• [DIRECTIONS] Work out how many lines in the entries below include the word "предприятия". Give nothing but the number.

• [PROVIDED ENTRIES]
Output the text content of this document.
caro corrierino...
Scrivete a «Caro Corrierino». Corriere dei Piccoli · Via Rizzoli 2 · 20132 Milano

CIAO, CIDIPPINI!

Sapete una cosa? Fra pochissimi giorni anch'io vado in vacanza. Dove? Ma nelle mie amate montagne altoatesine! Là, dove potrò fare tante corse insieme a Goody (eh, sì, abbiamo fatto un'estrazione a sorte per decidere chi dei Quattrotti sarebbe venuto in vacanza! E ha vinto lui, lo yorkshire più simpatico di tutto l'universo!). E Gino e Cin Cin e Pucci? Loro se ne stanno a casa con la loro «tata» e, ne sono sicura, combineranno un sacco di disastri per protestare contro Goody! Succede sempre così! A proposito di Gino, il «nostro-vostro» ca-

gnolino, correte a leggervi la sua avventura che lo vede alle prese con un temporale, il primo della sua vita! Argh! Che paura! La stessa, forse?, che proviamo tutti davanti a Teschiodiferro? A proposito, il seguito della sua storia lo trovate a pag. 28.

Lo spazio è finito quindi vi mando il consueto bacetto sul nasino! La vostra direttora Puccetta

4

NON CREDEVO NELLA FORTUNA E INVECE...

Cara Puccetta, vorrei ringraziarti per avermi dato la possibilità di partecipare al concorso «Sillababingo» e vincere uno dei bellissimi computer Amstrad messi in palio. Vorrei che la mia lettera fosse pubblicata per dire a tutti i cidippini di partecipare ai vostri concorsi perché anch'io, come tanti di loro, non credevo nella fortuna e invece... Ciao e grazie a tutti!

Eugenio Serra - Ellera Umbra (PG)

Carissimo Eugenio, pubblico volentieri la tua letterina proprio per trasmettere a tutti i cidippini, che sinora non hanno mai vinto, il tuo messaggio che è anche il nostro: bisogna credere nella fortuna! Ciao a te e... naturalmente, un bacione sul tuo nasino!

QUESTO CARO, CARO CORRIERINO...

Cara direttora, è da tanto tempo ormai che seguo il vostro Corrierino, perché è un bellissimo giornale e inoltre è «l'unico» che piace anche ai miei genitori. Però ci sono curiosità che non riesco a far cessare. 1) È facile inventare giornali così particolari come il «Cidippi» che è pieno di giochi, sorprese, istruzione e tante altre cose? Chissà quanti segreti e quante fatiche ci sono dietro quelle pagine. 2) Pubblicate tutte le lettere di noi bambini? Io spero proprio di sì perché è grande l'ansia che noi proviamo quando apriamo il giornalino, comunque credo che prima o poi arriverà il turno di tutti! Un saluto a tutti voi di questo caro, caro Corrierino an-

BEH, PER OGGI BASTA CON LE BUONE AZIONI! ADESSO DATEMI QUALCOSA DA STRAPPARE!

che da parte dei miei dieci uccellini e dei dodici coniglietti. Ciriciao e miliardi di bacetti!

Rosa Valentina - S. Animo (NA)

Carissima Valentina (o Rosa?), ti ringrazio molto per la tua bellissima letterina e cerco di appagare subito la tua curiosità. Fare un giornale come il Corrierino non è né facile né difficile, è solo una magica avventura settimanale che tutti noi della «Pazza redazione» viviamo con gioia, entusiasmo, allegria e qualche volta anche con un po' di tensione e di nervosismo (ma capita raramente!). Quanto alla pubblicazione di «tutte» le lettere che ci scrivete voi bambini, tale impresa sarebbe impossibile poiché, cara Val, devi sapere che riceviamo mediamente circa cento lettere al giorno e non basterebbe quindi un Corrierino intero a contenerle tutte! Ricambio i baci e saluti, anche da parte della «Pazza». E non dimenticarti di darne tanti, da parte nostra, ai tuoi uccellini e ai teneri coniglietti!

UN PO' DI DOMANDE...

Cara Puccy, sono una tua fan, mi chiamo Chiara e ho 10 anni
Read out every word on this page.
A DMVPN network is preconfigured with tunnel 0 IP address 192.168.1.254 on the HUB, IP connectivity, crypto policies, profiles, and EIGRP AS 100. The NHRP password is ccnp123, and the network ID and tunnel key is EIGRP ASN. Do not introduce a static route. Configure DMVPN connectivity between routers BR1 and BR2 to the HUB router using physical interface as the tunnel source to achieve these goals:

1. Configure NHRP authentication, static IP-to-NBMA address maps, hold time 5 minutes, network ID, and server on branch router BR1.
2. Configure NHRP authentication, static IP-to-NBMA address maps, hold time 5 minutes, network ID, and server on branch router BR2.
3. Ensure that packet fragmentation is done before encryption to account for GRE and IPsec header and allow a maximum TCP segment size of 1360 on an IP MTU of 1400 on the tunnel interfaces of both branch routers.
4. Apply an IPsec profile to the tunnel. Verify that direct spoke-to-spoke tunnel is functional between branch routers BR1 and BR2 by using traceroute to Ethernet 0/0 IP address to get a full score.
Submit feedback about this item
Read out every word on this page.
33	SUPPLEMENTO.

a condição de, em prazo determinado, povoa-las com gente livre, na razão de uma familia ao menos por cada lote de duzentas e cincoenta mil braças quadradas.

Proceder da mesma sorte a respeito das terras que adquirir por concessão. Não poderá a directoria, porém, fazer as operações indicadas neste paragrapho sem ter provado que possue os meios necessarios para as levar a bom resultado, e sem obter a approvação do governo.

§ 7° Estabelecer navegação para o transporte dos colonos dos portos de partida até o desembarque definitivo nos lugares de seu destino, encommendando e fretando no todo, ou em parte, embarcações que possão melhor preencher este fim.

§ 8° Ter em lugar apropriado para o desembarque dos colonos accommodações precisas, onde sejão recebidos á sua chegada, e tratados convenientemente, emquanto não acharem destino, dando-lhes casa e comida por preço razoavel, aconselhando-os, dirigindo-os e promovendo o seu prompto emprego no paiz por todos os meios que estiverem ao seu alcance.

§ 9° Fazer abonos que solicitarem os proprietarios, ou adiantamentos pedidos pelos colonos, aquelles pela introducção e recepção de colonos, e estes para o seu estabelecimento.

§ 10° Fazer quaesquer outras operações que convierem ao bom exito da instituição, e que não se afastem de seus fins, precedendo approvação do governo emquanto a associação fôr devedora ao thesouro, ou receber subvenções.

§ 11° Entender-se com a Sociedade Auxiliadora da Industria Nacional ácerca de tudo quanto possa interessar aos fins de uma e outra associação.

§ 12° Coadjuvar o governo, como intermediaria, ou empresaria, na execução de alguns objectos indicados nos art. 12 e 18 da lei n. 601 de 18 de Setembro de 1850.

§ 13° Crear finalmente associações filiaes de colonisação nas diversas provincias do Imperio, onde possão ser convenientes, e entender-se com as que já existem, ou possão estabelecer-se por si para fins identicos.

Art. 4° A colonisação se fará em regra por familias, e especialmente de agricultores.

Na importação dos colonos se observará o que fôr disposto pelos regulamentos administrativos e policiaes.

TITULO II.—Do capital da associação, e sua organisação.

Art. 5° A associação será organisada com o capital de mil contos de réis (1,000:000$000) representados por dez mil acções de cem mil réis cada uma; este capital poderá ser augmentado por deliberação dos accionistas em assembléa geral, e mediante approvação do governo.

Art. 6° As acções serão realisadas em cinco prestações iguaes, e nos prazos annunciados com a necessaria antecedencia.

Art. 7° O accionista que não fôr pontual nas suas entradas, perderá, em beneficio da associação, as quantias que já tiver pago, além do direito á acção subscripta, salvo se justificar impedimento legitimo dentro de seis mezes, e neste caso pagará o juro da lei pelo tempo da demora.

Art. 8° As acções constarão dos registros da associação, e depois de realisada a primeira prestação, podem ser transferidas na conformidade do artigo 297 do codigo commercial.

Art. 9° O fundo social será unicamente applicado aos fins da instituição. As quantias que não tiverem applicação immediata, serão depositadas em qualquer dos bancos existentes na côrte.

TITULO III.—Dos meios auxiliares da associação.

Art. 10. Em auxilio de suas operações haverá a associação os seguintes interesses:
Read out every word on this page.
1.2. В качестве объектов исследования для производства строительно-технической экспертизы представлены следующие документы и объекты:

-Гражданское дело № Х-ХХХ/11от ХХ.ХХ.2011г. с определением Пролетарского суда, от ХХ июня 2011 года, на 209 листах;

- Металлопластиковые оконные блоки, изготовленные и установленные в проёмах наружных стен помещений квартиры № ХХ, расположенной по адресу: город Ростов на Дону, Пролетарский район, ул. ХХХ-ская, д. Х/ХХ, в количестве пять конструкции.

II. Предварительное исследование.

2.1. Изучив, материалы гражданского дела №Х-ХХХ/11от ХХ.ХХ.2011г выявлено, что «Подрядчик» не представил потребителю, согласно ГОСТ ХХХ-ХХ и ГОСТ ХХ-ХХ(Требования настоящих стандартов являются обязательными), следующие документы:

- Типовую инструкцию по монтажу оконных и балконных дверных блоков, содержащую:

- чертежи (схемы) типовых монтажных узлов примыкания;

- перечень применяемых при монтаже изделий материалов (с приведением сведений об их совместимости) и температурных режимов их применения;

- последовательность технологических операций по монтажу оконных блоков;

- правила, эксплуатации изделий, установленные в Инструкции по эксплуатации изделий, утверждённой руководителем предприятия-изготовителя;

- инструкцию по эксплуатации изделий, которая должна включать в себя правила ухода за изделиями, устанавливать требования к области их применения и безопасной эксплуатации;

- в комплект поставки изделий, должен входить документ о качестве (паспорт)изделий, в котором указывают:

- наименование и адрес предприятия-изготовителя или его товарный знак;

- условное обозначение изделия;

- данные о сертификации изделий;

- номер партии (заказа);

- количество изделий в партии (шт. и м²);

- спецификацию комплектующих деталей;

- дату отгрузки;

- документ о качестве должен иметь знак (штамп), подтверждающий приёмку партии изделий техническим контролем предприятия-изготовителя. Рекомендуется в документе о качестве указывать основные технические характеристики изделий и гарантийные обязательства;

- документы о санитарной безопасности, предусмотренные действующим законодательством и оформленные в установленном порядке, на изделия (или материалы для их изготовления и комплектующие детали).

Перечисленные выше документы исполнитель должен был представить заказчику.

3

• [FULL SOLUTION] 3